▸ YOUR OBJECTIVE: Exact reproduction is required for all entries.

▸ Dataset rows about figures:
· · · ·

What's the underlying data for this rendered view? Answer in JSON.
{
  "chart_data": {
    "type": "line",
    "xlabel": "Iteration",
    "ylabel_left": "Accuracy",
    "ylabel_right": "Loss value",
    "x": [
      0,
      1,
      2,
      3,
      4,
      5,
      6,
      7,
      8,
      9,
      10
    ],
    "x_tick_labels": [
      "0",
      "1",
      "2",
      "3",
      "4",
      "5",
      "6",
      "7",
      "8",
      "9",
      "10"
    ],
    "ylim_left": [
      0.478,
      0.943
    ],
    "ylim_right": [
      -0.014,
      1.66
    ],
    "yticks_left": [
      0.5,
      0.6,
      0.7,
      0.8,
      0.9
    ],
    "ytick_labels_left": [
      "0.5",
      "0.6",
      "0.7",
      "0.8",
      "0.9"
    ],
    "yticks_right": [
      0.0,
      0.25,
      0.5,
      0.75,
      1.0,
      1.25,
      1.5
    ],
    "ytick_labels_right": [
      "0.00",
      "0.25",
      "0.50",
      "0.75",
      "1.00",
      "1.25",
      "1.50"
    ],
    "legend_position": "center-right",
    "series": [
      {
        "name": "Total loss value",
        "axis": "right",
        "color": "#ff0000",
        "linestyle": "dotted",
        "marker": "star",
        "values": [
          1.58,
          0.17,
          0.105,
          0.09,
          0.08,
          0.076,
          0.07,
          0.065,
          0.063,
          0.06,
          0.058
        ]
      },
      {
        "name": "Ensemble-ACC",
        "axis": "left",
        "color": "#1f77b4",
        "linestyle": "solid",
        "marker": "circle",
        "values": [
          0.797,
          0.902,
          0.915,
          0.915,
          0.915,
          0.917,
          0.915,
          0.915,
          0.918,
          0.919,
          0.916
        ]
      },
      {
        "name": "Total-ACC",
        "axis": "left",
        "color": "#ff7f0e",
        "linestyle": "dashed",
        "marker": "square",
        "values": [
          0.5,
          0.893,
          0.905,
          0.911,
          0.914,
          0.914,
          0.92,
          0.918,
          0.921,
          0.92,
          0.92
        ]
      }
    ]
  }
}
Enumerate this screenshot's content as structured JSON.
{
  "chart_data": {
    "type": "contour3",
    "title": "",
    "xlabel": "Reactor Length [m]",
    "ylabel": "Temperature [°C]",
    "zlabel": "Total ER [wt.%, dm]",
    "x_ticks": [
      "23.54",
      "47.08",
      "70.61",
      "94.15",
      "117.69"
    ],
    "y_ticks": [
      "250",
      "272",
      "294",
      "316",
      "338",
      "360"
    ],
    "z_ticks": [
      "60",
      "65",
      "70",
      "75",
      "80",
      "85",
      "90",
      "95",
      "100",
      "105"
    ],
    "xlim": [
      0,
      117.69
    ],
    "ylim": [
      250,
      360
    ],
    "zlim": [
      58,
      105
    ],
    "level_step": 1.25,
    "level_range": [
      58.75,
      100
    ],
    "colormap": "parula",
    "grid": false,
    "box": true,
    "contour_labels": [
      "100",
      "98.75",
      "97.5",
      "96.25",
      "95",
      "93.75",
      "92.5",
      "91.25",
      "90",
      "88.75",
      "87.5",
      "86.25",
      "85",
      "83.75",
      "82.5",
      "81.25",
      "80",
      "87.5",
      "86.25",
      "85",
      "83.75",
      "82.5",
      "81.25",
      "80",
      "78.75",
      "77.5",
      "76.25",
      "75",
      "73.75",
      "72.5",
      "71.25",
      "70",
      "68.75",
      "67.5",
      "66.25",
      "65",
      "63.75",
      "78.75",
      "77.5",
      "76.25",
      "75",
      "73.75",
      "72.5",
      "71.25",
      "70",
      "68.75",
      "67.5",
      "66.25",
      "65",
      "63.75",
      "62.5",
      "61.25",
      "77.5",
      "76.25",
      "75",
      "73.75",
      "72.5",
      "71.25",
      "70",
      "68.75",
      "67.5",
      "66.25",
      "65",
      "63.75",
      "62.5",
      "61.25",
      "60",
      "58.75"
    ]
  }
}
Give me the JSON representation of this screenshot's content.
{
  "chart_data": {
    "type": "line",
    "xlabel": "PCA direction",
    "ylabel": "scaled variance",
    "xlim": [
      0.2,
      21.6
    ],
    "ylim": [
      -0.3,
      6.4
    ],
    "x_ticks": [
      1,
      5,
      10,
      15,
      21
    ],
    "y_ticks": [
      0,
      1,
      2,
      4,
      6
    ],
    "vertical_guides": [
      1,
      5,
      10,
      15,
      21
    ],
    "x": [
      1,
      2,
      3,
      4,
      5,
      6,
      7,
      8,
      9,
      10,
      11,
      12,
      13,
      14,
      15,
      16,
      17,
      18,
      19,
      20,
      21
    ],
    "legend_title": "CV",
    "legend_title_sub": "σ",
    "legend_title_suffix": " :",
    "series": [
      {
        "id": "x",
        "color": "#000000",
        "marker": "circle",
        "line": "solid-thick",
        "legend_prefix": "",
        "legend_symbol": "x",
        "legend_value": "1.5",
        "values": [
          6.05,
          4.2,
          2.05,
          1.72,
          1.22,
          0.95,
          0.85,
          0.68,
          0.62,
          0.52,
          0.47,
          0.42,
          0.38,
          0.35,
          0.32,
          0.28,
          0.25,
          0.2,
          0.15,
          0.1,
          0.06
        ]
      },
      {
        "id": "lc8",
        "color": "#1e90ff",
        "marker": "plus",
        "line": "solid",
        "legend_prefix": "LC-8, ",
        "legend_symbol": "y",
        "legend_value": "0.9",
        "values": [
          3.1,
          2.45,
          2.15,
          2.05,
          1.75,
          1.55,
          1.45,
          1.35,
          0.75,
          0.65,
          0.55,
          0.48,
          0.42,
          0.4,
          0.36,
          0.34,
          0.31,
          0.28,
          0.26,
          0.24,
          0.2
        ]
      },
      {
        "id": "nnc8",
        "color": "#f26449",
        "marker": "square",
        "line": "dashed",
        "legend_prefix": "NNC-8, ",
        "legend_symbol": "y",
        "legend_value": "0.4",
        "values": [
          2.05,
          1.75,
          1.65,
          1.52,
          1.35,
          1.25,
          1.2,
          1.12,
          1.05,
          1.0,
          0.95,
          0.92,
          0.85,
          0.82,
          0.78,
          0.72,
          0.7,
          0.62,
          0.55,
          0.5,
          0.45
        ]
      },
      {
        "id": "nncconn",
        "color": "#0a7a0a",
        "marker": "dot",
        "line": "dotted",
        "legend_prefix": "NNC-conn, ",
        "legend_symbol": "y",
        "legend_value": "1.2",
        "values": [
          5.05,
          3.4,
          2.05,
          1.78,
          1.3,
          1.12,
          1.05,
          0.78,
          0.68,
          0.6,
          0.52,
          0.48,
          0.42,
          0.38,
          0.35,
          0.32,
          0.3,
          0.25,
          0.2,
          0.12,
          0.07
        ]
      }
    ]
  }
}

· · · ·

▸ EXERCISE RESPONSE:
What's the underlying data for this rendered view? Answer in JSON.
{
  "chart_data": {
    "type": "line",
    "xlabel": "Iteration",
    "ylabel_left": "Accuracy",
    "ylabel_right": "Loss value",
    "x": [
      0,
      1,
      2,
      3,
      4,
      5,
      6,
      7,
      8,
      9,
      10
    ],
    "x_tick_labels": [
      "0",
      "1",
      "2",
      "3",
      "4",
      "5",
      "6",
      "7",
      "8",
      "9",
      "10"
    ],
    "ylim_left": [
      0.478,
      0.943
    ],
    "ylim_right": [
      -0.014,
      1.66
    ],
    "yticks_left": [
      0.5,
      0.6,
      0.7,
      0.8,
      0.9
    ],
    "ytick_labels_left": [
      "0.5",
      "0.6",
      "0.7",
      "0.8",
      "0.9"
    ],
    "yticks_right": [
      0.0,
      0.25,
      0.5,
      0.75,
      1.0,
      1.25,
      1.5
    ],
    "ytick_labels_right": [
      "0.00",
      "0.25",
      "0.50",
      "0.75",
      "1.00",
      "1.25",
      "1.50"
    ],
    "legend_position": "center-right",
    "series": [
      {
        "name": "Total loss value",
        "axis": "right",
        "color": "#ff0000",
        "linestyle": "dotted",
        "marker": "star",
        "values": [
          1.58,
          0.17,
          0.105,
          0.09,
          0.08,
          0.076,
          0.07,
          0.065,
          0.063,
          0.06,
          0.058
        ]
      },
      {
        "name": "Ensemble-ACC",
        "axis": "left",
        "color": "#1f77b4",
        "linestyle": "solid",
        "marker": "circle",
        "values": [
          0.797,
          0.902,
          0.915,
          0.915,
          0.915,
          0.917,
          0.915,
          0.915,
          0.918,
          0.919,
          0.916
        ]
      },
      {
        "name": "Total-ACC",
        "axis": "left",
        "color": "#ff7f0e",
        "linestyle": "dashed",
        "marker": "square",
        "values": [
          0.5,
          0.893,
          0.905,
          0.911,
          0.914,
          0.914,
          0.92,
          0.918,
          0.921,
          0.92,
          0.92
        ]
      }
    ]
  }
}
Enumerate this screenshot's content as structured JSON.
{
  "chart_data": {
    "type": "contour3",
    "title": "",
    "xlabel": "Reactor Length [m]",
    "ylabel": "Temperature [°C]",
    "zlabel": "Total ER [wt.%, dm]",
    "x_ticks": [
      "23.54",
      "47.08",
      "70.61",
      "94.15",
      "117.69"
    ],
    "y_ticks": [
      "250",
      "272",
      "294",
      "316",
      "338",
      "360"
    ],
    "z_ticks": [
      "60",
      "65",
      "70",
      "75",
      "80",
      "85",
      "90",
      "95",
      "100",
      "105"
    ],
    "xlim": [
      0,
      117.69
    ],
    "ylim": [
      250,
      360
    ],
    "zlim": [
      58,
      105
    ],
    "level_step": 1.25,
    "level_range": [
      58.75,
      100
    ],
    "colormap": "parula",
    "grid": false,
    "box": true,
    "contour_labels": [
      "100",
      "98.75",
      "97.5",
      "96.25",
      "95",
      "93.75",
      "92.5",
      "91.25",
      "90",
      "88.75",
      "87.5",
      "86.25",
      "85",
      "83.75",
      "82.5",
      "81.25",
      "80",
      "87.5",
      "86.25",
      "85",
      "83.75",
      "82.5",
      "81.25",
      "80",
      "78.75",
      "77.5",
      "76.25",
      "75",
      "73.75",
      "72.5",
      "71.25",
      "70",
      "68.75",
      "67.5",
      "66.25",
      "65",
      "63.75",
      "78.75",
      "77.5",
      "76.25",
      "75",
      "73.75",
      "72.5",
      "71.25",
      "70",
      "68.75",
      "67.5",
      "66.25",
      "65",
      "63.75",
      "62.5",
      "61.25",
      "77.5",
      "76.25",
      "75",
      "73.75",
      "72.5",
      "71.25",
      "70",
      "68.75",
      "67.5",
      "66.25",
      "65",
      "63.75",
      "62.5",
      "61.25",
      "60",
      "58.75"
    ]
  }
}
Give me the JSON representation of this screenshot's content.
{
  "chart_data": {
    "type": "line",
    "xlabel": "PCA direction",
    "ylabel": "scaled variance",
    "xlim": [
      0.2,
      21.6
    ],
    "ylim": [
      -0.3,
      6.4
    ],
    "x_ticks": [
      1,
      5,
      10,
      15,
      21
    ],
    "y_ticks": [
      0,
      1,
      2,
      4,
      6
    ],
    "vertical_guides": [
      1,
      5,
      10,
      15,
      21
    ],
    "x": [
      1,
      2,
      3,
      4,
      5,
      6,
      7,
      8,
      9,
      10,
      11,
      12,
      13,
      14,
      15,
      16,
      17,
      18,
      19,
      20,
      21
    ],
    "legend_title": "CV",
    "legend_title_sub": "σ",
    "legend_title_suffix": " :",
    "series": [
      {
        "id": "x",
        "color": "#000000",
        "marker": "circle",
        "line": "solid-thick",
        "legend_prefix": "",
        "legend_symbol": "x",
        "legend_value": "1.5",
        "values": [
          6.05,
          4.2,
          2.05,
          1.72,
          1.22,
          0.95,
          0.85,
          0.68,
          0.62,
          0.52,
          0.47,
          0.42,
          0.38,
          0.35,
          0.32,
          0.28,
          0.25,
          0.2,
          0.15,
          0.1,
          0.06
        ]
      },
      {
        "id": "lc8",
        "color": "#1e90ff",
        "marker": "plus",
        "line": "solid",
        "legend_prefix": "LC-8, ",
        "legend_symbol": "y",
        "legend_value": "0.9",
        "values": [
          3.1,
          2.45,
          2.15,
          2.05,
          1.75,
          1.55,
          1.45,
          1.35,
          0.75,
          0.65,
          0.55,
          0.48,
          0.42,
          0.4,
          0.36,
          0.34,
          0.31,
          0.28,
          0.26,
          0.24,
          0.2
        ]
      },
      {
        "id": "nnc8",
        "color": "#f26449",
        "marker": "square",
        "line": "dashed",
        "legend_prefix": "NNC-8, ",
        "legend_symbol": "y",
        "legend_value": "0.4",
        "values": [
          2.05,
          1.75,
          1.65,
          1.52,
          1.35,
          1.25,
          1.2,
          1.12,
          1.05,
          1.0,
          0.95,
          0.92,
          0.85,
          0.82,
          0.78,
          0.72,
          0.7,
          0.62,
          0.55,
          0.5,
          0.45
        ]
      },
      {
        "id": "nncconn",
        "color": "#0a7a0a",
        "marker": "dot",
        "line": "dotted",
        "legend_prefix": "NNC-conn, ",
        "legend_symbol": "y",
        "legend_value": "1.2",
        "values": [
          5.05,
          3.4,
          2.05,
          1.78,
          1.3,
          1.12,
          1.05,
          0.78,
          0.68,
          0.6,
          0.52,
          0.48,
          0.42,
          0.38,
          0.35,
          0.32,
          0.3,
          0.25,
          0.2,
          0.12,
          0.07
        ]
      }
    ]
  }
}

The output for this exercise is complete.